## Aim of the task
Write out the data below exactly as given, without any of its pictures.

## Records provided
##############################

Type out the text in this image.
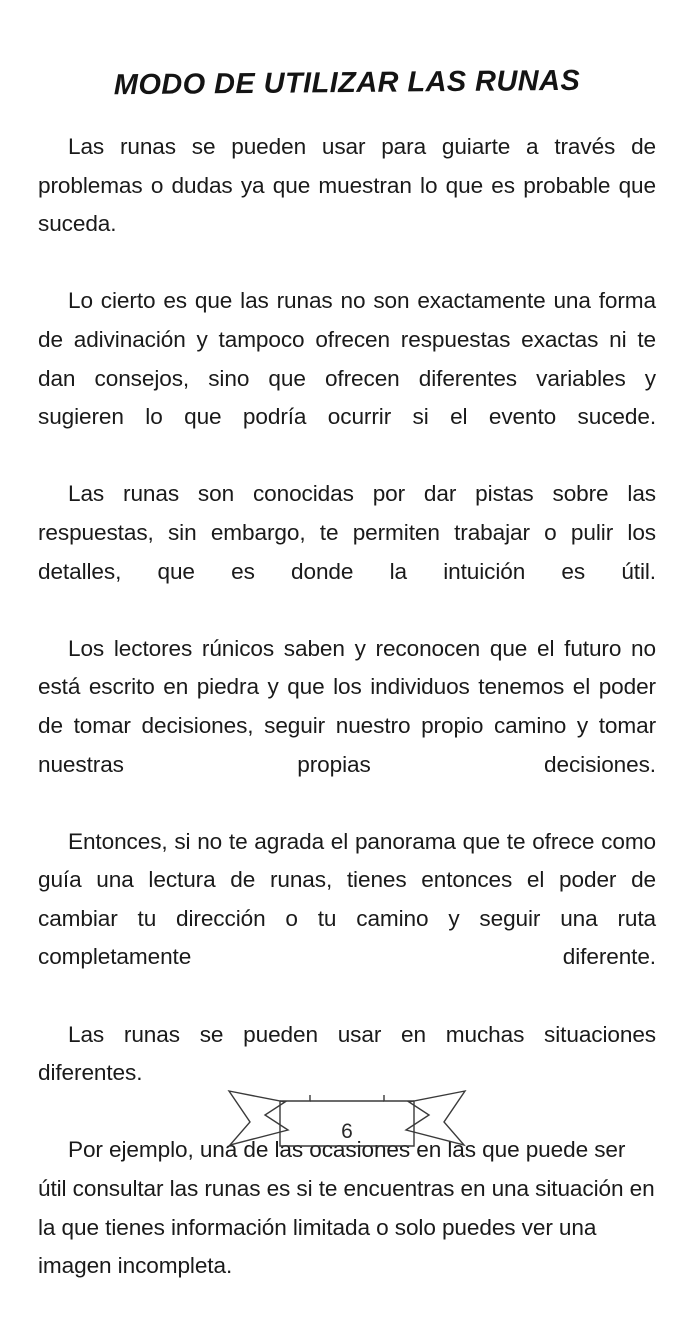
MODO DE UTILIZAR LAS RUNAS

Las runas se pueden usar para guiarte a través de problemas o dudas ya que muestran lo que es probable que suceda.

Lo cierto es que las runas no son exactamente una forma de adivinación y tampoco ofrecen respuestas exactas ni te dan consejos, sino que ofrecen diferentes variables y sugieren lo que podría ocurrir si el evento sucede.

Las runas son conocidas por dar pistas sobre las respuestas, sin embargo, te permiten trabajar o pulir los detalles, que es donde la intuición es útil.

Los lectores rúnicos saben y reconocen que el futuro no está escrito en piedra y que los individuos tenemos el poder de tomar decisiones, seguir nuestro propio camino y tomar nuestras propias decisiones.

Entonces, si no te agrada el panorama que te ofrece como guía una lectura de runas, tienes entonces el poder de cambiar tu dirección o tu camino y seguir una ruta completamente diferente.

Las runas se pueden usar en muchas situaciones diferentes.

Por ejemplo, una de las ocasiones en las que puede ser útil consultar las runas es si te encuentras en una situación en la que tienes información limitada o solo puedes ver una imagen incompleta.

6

##############################

## Exercise output
Type out the text in this image.
MODO DE UTILIZAR LAS RUNAS

Las runas se pueden usar para guiarte a través de problemas o dudas ya que muestran lo que es probable que suceda.

Lo cierto es que las runas no son exactamente una forma de adivinación y tampoco ofrecen respuestas exactas ni te dan consejos, sino que ofrecen diferentes variables y sugieren lo que podría ocurrir si el evento sucede.

Las runas son conocidas por dar pistas sobre las respuestas, sin embargo, te permiten trabajar o pulir los detalles, que es donde la intuición es útil.

Los lectores rúnicos saben y reconocen que el futuro no está escrito en piedra y que los individuos tenemos el poder de tomar decisiones, seguir nuestro propio camino y tomar nuestras propias decisiones.

Entonces, si no te agrada el panorama que te ofrece como guía una lectura de runas, tienes entonces el poder de cambiar tu dirección o tu camino y seguir una ruta completamente diferente.

Las runas se pueden usar en muchas situaciones diferentes.

Por ejemplo, una de las ocasiones en las que puede ser útil consultar las runas es si te encuentras en una situación en la que tienes información limitada o solo puedes ver una imagen incompleta.

6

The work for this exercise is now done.